------ Items

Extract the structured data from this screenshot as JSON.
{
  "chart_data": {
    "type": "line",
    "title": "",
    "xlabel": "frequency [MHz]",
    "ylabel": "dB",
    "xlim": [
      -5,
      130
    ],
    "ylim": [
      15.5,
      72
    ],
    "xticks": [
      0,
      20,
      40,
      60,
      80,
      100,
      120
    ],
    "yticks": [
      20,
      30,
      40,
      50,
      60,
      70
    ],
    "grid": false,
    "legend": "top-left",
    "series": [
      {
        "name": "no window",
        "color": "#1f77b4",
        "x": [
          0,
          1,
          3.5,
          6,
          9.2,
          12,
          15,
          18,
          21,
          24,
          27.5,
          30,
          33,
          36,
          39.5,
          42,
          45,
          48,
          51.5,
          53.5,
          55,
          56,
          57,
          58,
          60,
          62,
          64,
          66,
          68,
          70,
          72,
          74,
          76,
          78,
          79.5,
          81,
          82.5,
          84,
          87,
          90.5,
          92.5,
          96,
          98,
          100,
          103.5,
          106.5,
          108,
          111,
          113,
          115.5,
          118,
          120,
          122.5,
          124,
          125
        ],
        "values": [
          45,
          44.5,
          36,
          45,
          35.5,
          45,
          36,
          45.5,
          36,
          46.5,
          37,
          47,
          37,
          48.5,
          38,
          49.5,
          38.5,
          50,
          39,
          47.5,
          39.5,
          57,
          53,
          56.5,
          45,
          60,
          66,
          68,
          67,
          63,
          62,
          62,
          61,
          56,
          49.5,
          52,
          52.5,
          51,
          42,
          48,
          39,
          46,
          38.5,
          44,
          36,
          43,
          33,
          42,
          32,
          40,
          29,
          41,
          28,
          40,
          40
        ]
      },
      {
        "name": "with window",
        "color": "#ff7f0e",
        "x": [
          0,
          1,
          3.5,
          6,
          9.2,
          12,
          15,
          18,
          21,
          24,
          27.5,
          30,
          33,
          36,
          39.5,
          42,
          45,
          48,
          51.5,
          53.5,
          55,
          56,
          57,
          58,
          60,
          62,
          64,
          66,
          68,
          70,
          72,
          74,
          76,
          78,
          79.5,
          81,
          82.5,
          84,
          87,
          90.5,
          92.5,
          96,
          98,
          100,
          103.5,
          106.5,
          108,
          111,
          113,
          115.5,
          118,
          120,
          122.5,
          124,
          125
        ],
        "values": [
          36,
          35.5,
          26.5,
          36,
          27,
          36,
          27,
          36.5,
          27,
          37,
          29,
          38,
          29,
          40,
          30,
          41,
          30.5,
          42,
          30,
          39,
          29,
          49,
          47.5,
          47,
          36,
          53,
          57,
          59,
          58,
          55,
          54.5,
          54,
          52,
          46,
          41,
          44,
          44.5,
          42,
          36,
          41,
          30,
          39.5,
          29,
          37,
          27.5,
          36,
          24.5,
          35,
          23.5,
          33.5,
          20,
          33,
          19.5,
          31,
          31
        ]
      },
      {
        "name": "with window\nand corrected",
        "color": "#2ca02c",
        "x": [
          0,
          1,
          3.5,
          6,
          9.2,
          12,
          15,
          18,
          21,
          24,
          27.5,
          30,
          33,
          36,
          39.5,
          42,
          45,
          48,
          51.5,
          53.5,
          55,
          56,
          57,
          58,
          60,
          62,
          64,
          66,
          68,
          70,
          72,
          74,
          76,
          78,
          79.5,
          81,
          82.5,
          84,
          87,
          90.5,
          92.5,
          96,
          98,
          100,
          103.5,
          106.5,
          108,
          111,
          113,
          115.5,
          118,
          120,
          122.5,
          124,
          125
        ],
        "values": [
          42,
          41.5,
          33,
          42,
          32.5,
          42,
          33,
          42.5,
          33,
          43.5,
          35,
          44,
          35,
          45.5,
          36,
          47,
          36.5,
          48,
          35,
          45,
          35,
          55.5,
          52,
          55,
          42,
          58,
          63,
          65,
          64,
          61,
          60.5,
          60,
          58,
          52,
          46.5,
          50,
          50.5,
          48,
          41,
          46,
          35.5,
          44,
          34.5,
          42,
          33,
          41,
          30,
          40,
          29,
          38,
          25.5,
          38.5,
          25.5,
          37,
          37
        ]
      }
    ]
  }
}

------------

What is required >>
Output each record exactly, leaving nothing out.

Written answer >>
Extract the structured data from this screenshot as JSON.
{
  "chart_data": {
    "type": "line",
    "title": "",
    "xlabel": "frequency [MHz]",
    "ylabel": "dB",
    "xlim": [
      -5,
      130
    ],
    "ylim": [
      15.5,
      72
    ],
    "xticks": [
      0,
      20,
      40,
      60,
      80,
      100,
      120
    ],
    "yticks": [
      20,
      30,
      40,
      50,
      60,
      70
    ],
    "grid": false,
    "legend": "top-left",
    "series": [
      {
        "name": "no window",
        "color": "#1f77b4",
        "x": [
          0,
          1,
          3.5,
          6,
          9.2,
          12,
          15,
          18,
          21,
          24,
          27.5,
          30,
          33,
          36,
          39.5,
          42,
          45,
          48,
          51.5,
          53.5,
          55,
          56,
          57,
          58,
          60,
          62,
          64,
          66,
          68,
          70,
          72,
          74,
          76,
          78,
          79.5,
          81,
          82.5,
          84,
          87,
          90.5,
          92.5,
          96,
          98,
          100,
          103.5,
          106.5,
          108,
          111,
          113,
          115.5,
          118,
          120,
          122.5,
          124,
          125
        ],
        "values": [
          45,
          44.5,
          36,
          45,
          35.5,
          45,
          36,
          45.5,
          36,
          46.5,
          37,
          47,
          37,
          48.5,
          38,
          49.5,
          38.5,
          50,
          39,
          47.5,
          39.5,
          57,
          53,
          56.5,
          45,
          60,
          66,
          68,
          67,
          63,
          62,
          62,
          61,
          56,
          49.5,
          52,
          52.5,
          51,
          42,
          48,
          39,
          46,
          38.5,
          44,
          36,
          43,
          33,
          42,
          32,
          40,
          29,
          41,
          28,
          40,
          40
        ]
      },
      {
        "name": "with window",
        "color": "#ff7f0e",
        "x": [
          0,
          1,
          3.5,
          6,
          9.2,
          12,
          15,
          18,
          21,
          24,
          27.5,
          30,
          33,
          36,
          39.5,
          42,
          45,
          48,
          51.5,
          53.5,
          55,
          56,
          57,
          58,
          60,
          62,
          64,
          66,
          68,
          70,
          72,
          74,
          76,
          78,
          79.5,
          81,
          82.5,
          84,
          87,
          90.5,
          92.5,
          96,
          98,
          100,
          103.5,
          106.5,
          108,
          111,
          113,
          115.5,
          118,
          120,
          122.5,
          124,
          125
        ],
        "values": [
          36,
          35.5,
          26.5,
          36,
          27,
          36,
          27,
          36.5,
          27,
          37,
          29,
          38,
          29,
          40,
          30,
          41,
          30.5,
          42,
          30,
          39,
          29,
          49,
          47.5,
          47,
          36,
          53,
          57,
          59,
          58,
          55,
          54.5,
          54,
          52,
          46,
          41,
          44,
          44.5,
          42,
          36,
          41,
          30,
          39.5,
          29,
          37,
          27.5,
          36,
          24.5,
          35,
          23.5,
          33.5,
          20,
          33,
          19.5,
          31,
          31
        ]
      },
      {
        "name": "with window\nand corrected",
        "color": "#2ca02c",
        "x": [
          0,
          1,
          3.5,
          6,
          9.2,
          12,
          15,
          18,
          21,
          24,
          27.5,
          30,
          33,
          36,
          39.5,
          42,
          45,
          48,
          51.5,
          53.5,
          55,
          56,
          57,
          58,
          60,
          62,
          64,
          66,
          68,
          70,
          72,
          74,
          76,
          78,
          79.5,
          81,
          82.5,
          84,
          87,
          90.5,
          92.5,
          96,
          98,
          100,
          103.5,
          106.5,
          108,
          111,
          113,
          115.5,
          118,
          120,
          122.5,
          124,
          125
        ],
        "values": [
          42,
          41.5,
          33,
          42,
          32.5,
          42,
          33,
          42.5,
          33,
          43.5,
          35,
          44,
          35,
          45.5,
          36,
          47,
          36.5,
          48,
          35,
          45,
          35,
          55.5,
          52,
          55,
          42,
          58,
          63,
          65,
          64,
          61,
          60.5,
          60,
          58,
          52,
          46.5,
          50,
          50.5,
          48,
          41,
          46,
          35.5,
          44,
          34.5,
          42,
          33,
          41,
          30,
          40,
          29,
          38,
          25.5,
          38.5,
          25.5,
          37,
          37
        ]
      }
    ]
  }
}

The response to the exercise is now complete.